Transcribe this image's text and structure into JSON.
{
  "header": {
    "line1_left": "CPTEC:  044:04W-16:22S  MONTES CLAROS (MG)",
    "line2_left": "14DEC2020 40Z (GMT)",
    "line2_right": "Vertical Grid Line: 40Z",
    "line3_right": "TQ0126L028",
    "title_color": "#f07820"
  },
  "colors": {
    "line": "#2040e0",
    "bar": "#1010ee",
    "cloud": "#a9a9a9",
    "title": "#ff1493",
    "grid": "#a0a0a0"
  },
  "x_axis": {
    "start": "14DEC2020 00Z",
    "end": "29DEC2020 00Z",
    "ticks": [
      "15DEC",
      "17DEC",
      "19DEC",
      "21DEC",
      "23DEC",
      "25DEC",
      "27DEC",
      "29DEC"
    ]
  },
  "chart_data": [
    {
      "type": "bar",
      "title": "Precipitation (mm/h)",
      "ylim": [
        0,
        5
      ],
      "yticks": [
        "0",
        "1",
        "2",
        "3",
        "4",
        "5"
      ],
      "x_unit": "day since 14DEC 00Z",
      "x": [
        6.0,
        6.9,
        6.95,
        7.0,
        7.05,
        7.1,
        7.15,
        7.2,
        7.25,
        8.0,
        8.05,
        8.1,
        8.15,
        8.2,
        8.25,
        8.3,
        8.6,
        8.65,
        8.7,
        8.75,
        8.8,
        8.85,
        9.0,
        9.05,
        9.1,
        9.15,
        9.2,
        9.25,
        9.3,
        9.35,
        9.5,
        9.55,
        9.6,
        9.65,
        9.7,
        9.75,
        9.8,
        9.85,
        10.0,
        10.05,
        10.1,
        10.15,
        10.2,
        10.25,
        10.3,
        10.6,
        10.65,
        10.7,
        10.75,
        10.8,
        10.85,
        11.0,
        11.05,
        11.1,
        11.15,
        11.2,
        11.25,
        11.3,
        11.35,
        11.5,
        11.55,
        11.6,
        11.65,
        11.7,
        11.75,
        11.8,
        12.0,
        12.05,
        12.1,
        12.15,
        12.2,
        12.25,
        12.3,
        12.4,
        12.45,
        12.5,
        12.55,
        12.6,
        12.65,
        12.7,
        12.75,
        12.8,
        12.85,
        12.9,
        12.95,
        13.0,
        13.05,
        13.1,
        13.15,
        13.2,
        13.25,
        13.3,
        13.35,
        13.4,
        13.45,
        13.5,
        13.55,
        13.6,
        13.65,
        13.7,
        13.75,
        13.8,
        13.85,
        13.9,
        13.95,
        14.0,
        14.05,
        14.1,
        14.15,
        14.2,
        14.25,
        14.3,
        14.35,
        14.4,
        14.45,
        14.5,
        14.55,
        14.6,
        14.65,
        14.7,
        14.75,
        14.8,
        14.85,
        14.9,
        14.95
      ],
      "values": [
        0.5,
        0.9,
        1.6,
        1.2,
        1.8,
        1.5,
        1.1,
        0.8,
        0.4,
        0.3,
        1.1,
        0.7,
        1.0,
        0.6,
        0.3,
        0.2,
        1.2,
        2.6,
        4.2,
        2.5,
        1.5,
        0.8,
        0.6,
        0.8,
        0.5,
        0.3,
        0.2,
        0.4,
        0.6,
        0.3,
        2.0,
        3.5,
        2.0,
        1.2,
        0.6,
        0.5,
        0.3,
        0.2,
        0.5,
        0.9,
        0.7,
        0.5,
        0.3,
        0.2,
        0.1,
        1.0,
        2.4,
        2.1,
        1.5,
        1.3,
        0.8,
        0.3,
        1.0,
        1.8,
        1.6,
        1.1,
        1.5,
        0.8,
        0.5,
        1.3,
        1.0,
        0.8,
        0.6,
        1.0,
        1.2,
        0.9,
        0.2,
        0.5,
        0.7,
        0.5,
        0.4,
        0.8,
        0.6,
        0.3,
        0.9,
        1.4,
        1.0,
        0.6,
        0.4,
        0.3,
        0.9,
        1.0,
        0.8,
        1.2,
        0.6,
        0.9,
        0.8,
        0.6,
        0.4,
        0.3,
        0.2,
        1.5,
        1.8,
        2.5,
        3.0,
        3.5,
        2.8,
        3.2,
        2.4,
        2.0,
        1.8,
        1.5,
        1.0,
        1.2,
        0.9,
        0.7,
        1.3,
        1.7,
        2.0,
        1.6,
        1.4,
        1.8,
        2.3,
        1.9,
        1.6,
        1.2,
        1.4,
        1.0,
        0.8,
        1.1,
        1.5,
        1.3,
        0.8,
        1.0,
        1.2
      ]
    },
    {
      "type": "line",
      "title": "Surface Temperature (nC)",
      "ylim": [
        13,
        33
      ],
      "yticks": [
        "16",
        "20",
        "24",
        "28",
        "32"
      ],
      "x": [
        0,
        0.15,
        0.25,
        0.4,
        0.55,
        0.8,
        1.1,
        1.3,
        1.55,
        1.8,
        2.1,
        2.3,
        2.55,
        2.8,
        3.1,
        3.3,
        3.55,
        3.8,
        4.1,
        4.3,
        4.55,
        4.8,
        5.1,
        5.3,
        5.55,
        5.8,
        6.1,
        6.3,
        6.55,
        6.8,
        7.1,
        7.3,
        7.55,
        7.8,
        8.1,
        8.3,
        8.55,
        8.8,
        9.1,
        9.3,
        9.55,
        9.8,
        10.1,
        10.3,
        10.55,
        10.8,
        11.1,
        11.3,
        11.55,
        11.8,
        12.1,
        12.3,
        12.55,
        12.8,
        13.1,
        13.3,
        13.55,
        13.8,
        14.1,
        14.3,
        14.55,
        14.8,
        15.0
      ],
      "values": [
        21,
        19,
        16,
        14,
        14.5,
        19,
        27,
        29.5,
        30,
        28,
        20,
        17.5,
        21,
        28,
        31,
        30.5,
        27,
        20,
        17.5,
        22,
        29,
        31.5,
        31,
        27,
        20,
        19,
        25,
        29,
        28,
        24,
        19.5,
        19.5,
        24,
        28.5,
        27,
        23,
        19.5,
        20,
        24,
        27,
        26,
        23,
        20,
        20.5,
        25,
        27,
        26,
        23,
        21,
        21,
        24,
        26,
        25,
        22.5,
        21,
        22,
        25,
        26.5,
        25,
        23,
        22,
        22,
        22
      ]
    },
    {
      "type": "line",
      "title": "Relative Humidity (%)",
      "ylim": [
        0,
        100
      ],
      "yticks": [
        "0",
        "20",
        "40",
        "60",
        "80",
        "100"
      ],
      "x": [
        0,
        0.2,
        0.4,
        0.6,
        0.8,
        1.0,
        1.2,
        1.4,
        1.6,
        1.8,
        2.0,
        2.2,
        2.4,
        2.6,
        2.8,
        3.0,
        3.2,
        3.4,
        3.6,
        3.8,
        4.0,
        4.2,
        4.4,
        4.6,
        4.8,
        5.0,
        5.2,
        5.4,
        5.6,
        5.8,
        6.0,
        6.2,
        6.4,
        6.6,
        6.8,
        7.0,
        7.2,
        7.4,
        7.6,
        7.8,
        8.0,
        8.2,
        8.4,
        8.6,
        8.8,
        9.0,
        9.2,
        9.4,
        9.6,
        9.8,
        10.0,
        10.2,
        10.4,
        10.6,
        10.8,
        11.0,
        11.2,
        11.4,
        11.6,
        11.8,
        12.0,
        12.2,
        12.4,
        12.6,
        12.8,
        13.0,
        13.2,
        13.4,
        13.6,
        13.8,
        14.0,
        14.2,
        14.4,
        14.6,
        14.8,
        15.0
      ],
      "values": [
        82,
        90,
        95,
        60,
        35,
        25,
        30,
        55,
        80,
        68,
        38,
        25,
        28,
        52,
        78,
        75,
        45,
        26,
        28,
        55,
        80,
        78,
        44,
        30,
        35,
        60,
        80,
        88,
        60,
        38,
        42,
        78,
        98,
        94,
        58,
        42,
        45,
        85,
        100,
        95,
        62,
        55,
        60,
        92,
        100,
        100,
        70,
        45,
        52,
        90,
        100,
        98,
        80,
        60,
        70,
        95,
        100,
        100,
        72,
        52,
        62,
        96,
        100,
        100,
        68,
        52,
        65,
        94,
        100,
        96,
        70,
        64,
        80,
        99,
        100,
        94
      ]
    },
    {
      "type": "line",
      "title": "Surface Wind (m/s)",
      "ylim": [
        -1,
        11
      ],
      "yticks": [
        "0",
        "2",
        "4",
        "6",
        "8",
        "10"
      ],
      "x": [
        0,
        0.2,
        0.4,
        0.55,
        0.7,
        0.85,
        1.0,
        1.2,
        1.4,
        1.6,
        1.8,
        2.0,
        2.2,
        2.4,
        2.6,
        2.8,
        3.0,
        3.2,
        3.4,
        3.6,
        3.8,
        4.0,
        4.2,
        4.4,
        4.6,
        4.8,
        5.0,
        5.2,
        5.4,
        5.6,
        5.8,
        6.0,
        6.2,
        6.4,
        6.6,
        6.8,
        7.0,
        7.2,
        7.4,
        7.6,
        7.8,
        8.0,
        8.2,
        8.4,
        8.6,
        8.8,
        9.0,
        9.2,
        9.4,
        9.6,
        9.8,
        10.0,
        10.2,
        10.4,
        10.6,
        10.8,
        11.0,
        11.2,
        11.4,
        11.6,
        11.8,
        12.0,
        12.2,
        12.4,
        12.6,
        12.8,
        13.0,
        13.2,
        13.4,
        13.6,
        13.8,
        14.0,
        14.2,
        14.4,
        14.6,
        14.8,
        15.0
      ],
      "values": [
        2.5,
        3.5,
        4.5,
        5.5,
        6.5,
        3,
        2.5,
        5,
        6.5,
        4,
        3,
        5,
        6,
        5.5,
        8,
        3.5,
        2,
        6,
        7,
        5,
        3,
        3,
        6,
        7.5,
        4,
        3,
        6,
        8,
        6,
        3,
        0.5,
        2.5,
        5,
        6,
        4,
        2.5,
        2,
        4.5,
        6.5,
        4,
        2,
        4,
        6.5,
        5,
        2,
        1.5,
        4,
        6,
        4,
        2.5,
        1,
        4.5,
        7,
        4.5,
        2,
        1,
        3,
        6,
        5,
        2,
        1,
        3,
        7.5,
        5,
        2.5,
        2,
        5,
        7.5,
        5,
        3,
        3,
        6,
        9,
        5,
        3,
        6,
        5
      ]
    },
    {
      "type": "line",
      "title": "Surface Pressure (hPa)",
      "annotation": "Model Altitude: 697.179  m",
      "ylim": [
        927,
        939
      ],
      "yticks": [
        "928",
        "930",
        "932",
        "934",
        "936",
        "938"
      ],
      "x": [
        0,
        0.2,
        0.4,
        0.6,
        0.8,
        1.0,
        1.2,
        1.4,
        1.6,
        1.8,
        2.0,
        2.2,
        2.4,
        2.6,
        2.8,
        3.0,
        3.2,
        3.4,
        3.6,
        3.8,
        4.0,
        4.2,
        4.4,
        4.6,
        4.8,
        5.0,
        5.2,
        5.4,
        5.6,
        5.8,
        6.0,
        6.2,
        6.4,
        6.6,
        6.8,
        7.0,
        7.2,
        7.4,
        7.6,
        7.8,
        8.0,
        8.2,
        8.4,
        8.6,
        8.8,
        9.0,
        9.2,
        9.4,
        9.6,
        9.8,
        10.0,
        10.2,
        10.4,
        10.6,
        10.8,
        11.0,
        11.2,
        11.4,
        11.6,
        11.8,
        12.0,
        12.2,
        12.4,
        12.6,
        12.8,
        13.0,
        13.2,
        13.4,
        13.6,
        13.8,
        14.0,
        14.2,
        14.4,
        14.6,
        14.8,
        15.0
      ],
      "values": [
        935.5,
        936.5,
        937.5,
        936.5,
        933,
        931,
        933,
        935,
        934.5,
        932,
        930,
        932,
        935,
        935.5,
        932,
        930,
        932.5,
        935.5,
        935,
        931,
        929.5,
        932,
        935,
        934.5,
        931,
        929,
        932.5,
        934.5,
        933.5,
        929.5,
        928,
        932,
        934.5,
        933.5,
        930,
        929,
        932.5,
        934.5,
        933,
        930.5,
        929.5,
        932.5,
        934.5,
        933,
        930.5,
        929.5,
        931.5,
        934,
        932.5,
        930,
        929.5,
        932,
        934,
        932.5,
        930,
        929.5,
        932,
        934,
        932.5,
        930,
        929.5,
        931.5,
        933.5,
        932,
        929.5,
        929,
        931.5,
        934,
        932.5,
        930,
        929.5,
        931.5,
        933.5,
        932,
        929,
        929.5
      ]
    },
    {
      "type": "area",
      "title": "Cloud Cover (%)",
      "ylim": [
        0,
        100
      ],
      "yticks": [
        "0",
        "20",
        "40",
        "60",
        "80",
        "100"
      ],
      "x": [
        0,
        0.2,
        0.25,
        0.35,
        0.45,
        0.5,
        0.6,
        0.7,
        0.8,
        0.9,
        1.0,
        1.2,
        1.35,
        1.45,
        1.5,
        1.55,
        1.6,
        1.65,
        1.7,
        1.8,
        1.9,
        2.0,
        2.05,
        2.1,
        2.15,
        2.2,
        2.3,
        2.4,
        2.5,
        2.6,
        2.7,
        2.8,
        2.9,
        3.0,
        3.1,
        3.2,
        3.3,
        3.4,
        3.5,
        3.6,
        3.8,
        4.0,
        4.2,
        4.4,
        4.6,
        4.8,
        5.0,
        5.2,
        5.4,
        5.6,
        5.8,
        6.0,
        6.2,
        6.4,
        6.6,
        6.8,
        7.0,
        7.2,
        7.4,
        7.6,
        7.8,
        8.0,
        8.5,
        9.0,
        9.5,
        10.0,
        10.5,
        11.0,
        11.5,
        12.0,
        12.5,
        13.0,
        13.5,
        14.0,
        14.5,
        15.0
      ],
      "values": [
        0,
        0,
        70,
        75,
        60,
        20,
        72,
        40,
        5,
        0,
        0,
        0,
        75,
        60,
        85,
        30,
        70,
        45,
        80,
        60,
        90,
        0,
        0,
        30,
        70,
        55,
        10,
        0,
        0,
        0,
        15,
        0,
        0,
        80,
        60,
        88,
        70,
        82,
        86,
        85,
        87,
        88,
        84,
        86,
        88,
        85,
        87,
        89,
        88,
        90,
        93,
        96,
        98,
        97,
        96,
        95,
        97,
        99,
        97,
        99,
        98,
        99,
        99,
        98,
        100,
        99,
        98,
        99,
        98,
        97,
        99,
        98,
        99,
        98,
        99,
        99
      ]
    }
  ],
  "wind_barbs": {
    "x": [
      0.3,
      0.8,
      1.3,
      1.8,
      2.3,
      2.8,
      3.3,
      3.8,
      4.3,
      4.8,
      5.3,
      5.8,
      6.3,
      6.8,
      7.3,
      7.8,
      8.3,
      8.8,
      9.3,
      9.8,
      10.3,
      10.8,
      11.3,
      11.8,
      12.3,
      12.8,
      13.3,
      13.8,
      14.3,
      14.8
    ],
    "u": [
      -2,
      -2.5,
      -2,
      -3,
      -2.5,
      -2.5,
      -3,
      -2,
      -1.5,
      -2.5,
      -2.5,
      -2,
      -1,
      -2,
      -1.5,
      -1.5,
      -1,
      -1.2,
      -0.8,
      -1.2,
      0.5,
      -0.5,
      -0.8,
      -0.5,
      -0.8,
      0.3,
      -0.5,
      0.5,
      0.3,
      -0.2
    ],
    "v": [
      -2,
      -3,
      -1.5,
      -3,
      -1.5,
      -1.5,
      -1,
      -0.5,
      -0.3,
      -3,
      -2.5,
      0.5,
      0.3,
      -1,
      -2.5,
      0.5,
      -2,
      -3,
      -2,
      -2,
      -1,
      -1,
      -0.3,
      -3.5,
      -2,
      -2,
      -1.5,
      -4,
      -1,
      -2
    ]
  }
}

* Written instruction
Only a number is needed: how many lines of the material above contain "Surface"?

* Exercise response
3